**Direction**
Transcribe every entry below word for word, but skip the pictures.

[Stored items]
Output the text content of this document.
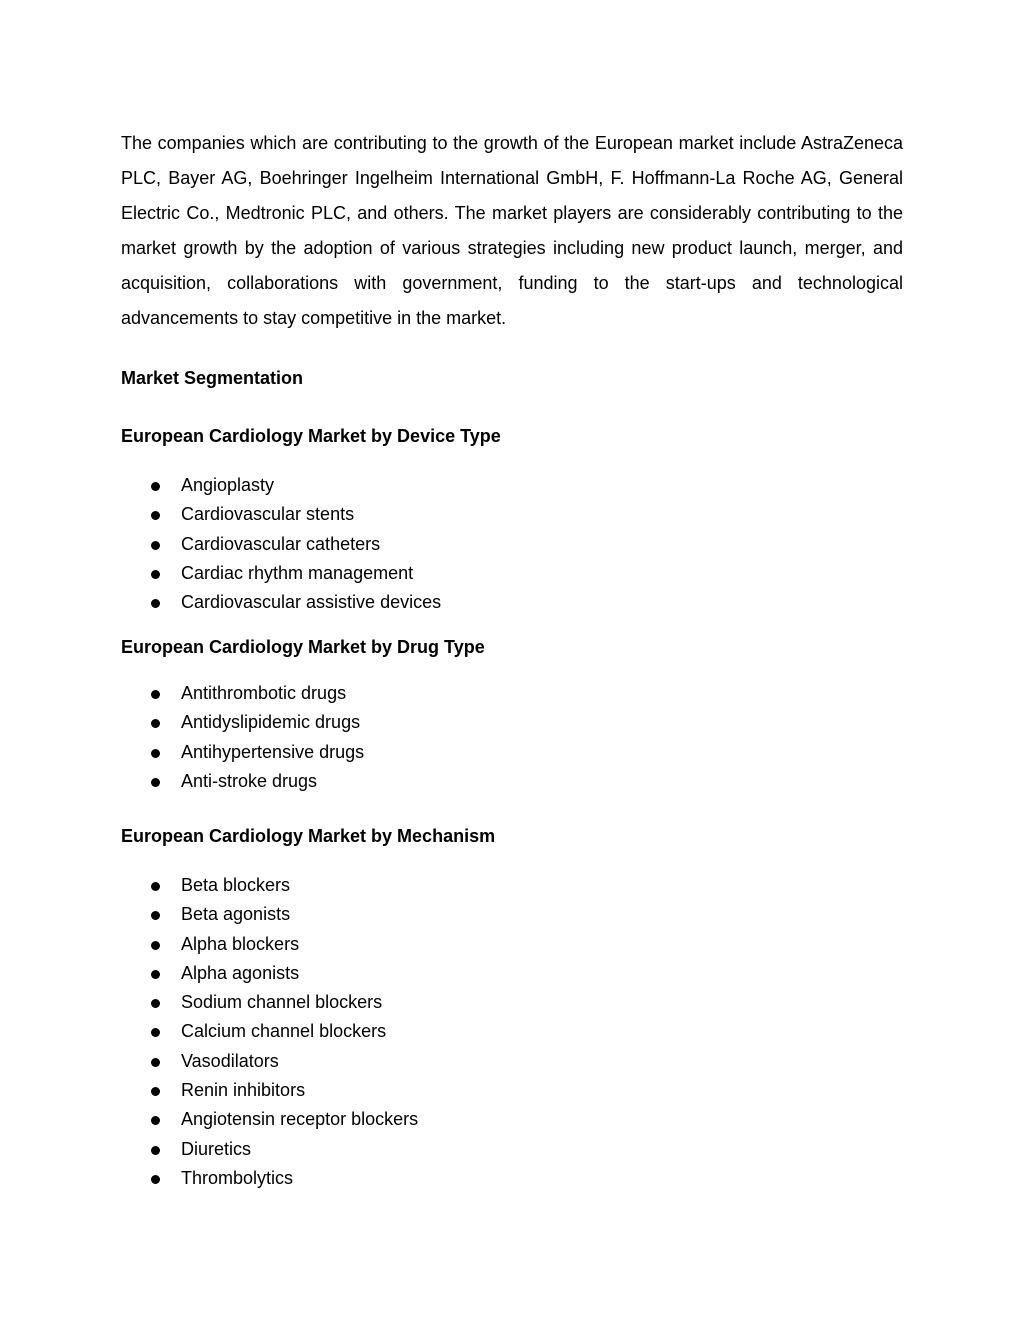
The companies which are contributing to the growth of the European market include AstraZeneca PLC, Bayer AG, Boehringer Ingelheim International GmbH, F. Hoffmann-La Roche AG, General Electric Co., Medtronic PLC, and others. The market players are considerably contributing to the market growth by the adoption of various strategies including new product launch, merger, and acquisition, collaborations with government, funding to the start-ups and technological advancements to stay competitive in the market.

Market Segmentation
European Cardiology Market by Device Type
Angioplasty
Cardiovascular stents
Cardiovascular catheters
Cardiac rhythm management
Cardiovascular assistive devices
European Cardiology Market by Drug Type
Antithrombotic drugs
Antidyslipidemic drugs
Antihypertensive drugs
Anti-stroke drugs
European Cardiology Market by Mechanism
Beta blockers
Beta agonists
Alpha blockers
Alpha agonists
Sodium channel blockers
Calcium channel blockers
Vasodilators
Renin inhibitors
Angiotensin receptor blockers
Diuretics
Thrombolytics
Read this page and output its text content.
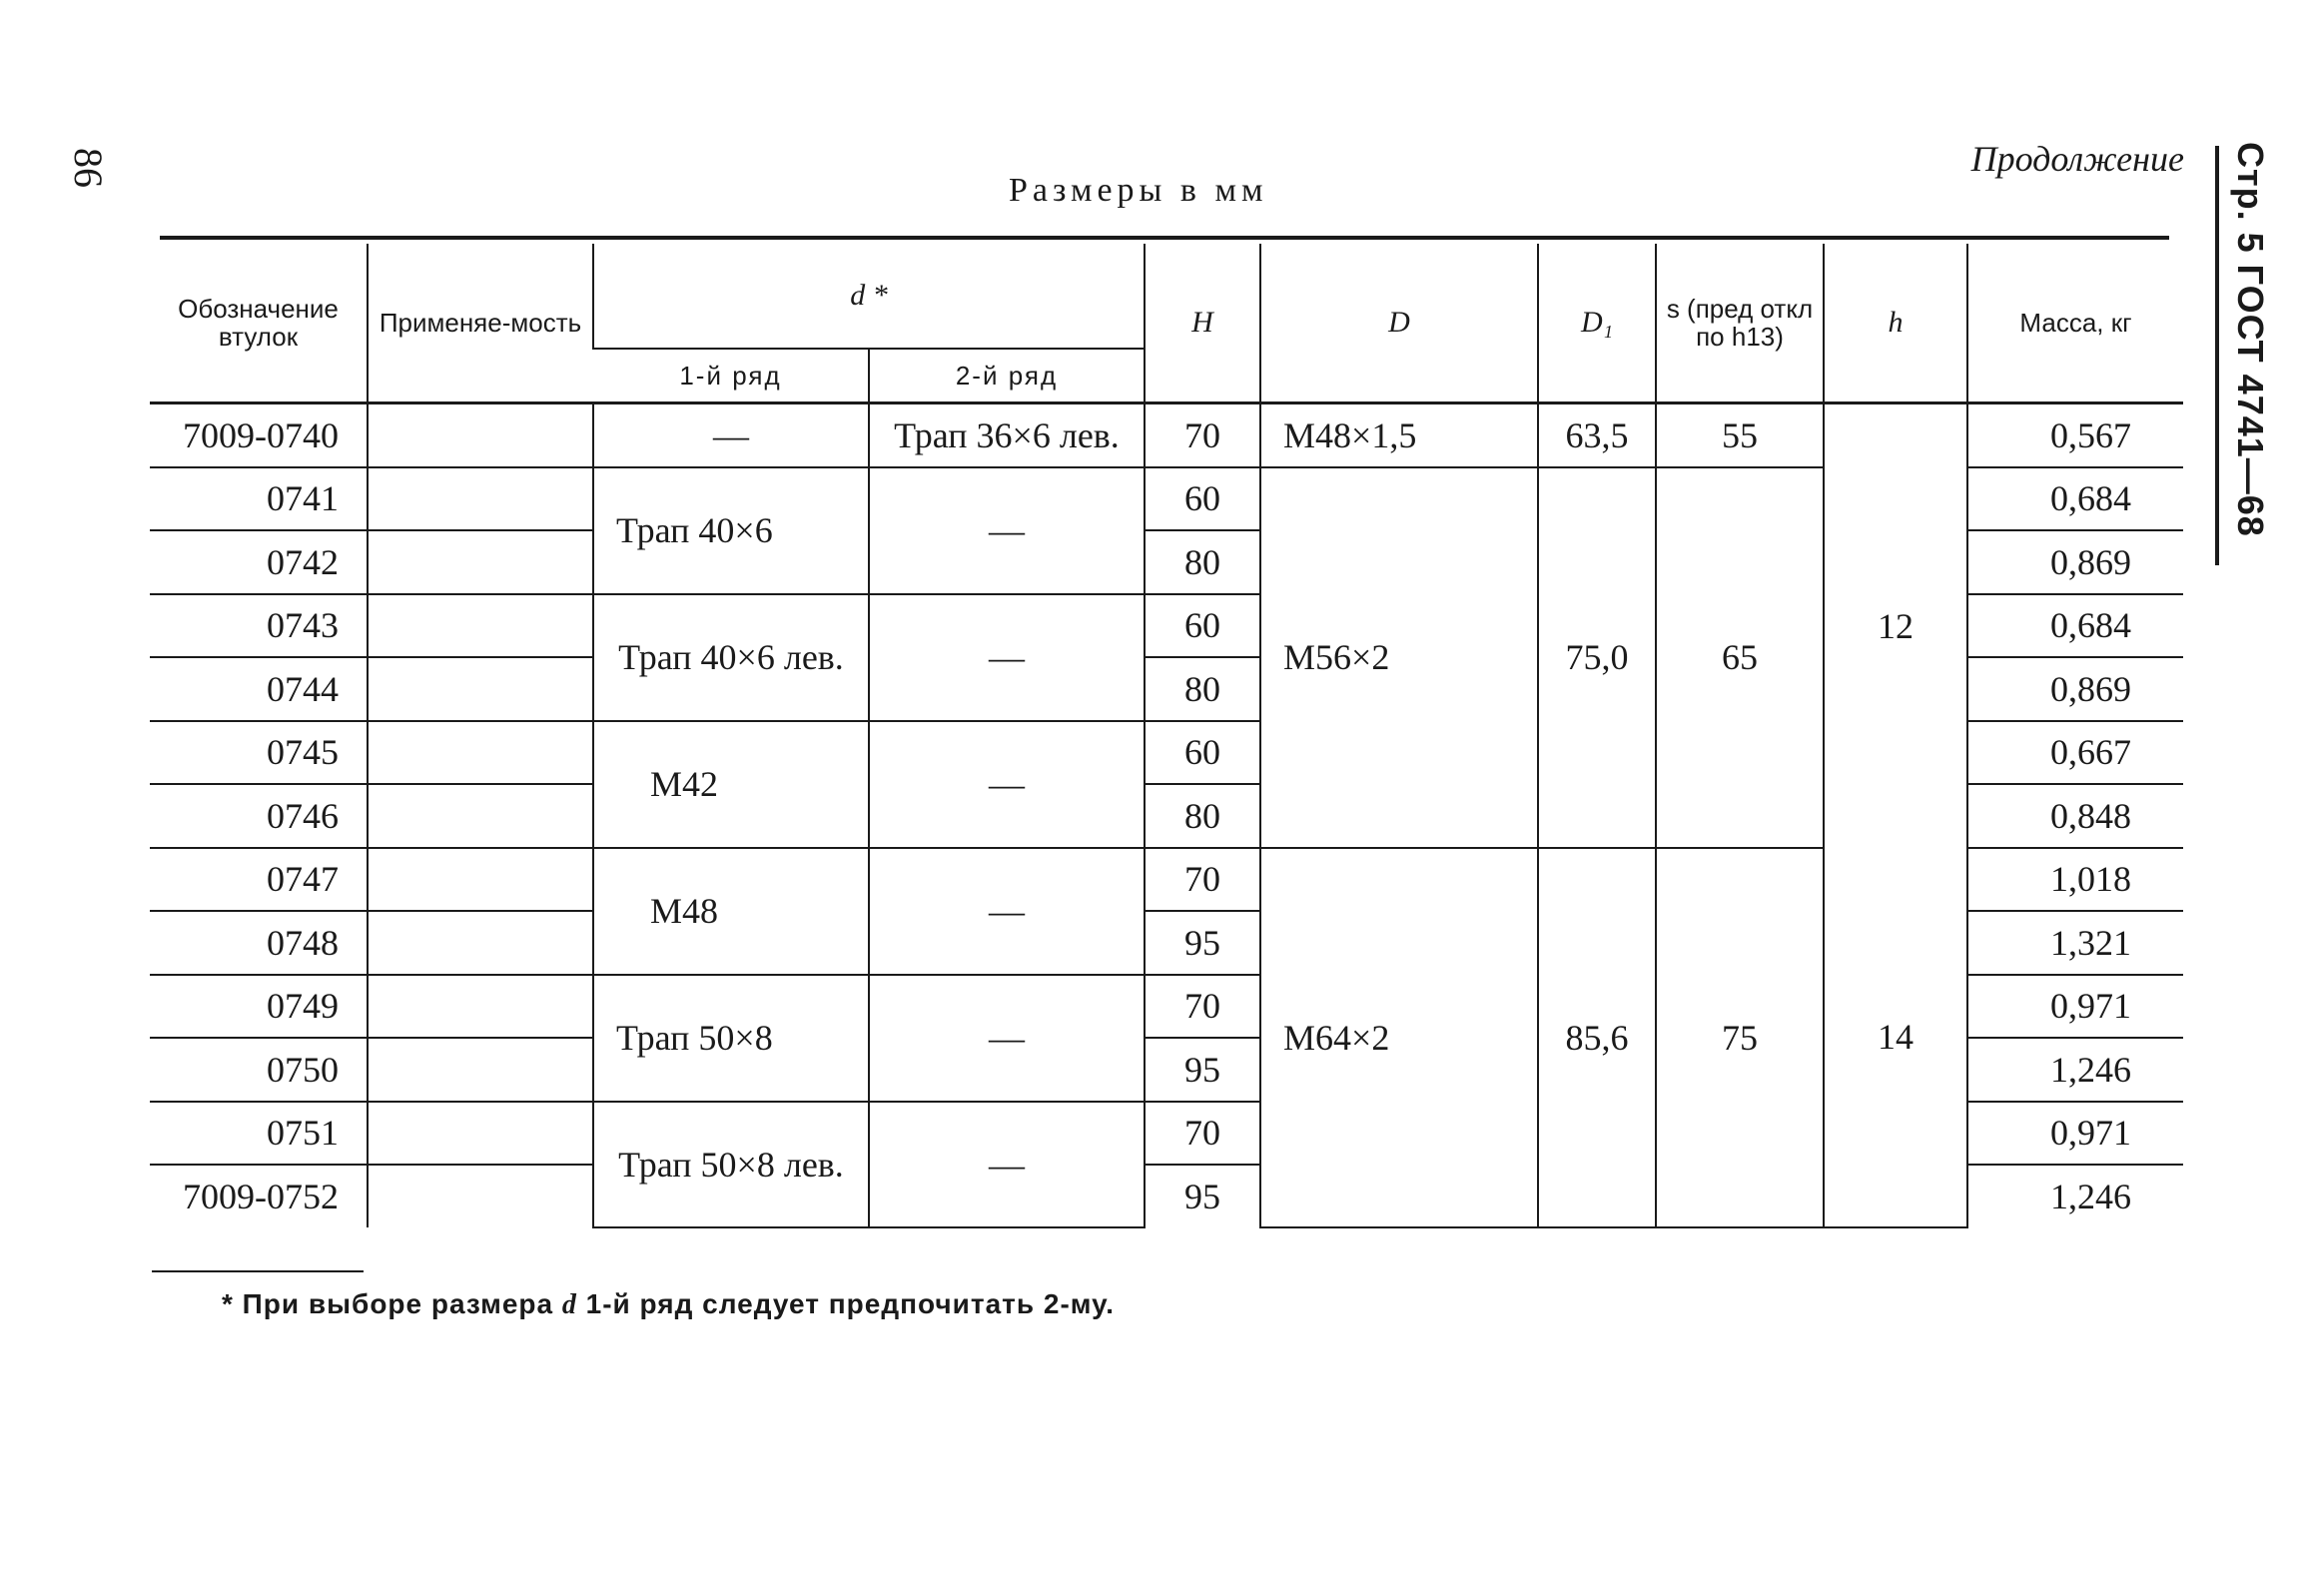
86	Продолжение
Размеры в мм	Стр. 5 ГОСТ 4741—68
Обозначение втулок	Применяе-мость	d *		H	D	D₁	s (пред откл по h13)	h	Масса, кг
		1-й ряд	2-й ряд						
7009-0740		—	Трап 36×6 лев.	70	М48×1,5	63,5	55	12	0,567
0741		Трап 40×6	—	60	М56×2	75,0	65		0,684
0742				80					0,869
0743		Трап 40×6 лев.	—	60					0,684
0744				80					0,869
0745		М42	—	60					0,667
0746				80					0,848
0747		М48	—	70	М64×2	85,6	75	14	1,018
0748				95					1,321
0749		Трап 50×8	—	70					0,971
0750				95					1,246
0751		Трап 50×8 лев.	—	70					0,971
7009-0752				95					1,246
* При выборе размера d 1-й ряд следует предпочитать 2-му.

**Task output**
Output the text content of this document.
The companies which are contributing to the growth of the European market include AstraZeneca PLC, Bayer AG, Boehringer Ingelheim International GmbH, F. Hoffmann-La Roche AG, General Electric Co., Medtronic PLC, and others. The market players are considerably contributing to the market growth by the adoption of various strategies including new product launch, merger, and acquisition, collaborations with government, funding to the start-ups and technological advancements to stay competitive in the market.

Market Segmentation
European Cardiology Market by Device Type
Angioplasty
Cardiovascular stents
Cardiovascular catheters
Cardiac rhythm management
Cardiovascular assistive devices
European Cardiology Market by Drug Type
Antithrombotic drugs
Antidyslipidemic drugs
Antihypertensive drugs
Anti-stroke drugs
European Cardiology Market by Mechanism
Beta blockers
Beta agonists
Alpha blockers
Alpha agonists
Sodium channel blockers
Calcium channel blockers
Vasodilators
Renin inhibitors
Angiotensin receptor blockers
Diuretics
Thrombolytics
Read this page and output its text content.
86	Продолжение
Размеры в мм	Стр. 5 ГОСТ 4741—68
Обозначение втулок	Применяе-мость	d *		H	D	D₁	s (пред откл по h13)	h	Масса, кг
		1-й ряд	2-й ряд						
7009-0740		—	Трап 36×6 лев.	70	М48×1,5	63,5	55	12	0,567
0741		Трап 40×6	—	60	М56×2	75,0	65		0,684
0742				80					0,869
0743		Трап 40×6 лев.	—	60					0,684
0744				80					0,869
0745		М42	—	60					0,667
0746				80					0,848
0747		М48	—	70	М64×2	85,6	75	14	1,018
0748				95					1,321
0749		Трап 50×8	—	70					0,971
0750				95					1,246
0751		Трап 50×8 лев.	—	70					0,971
7009-0752				95					1,246
* При выборе размера d 1-й ряд следует предпочитать 2-му.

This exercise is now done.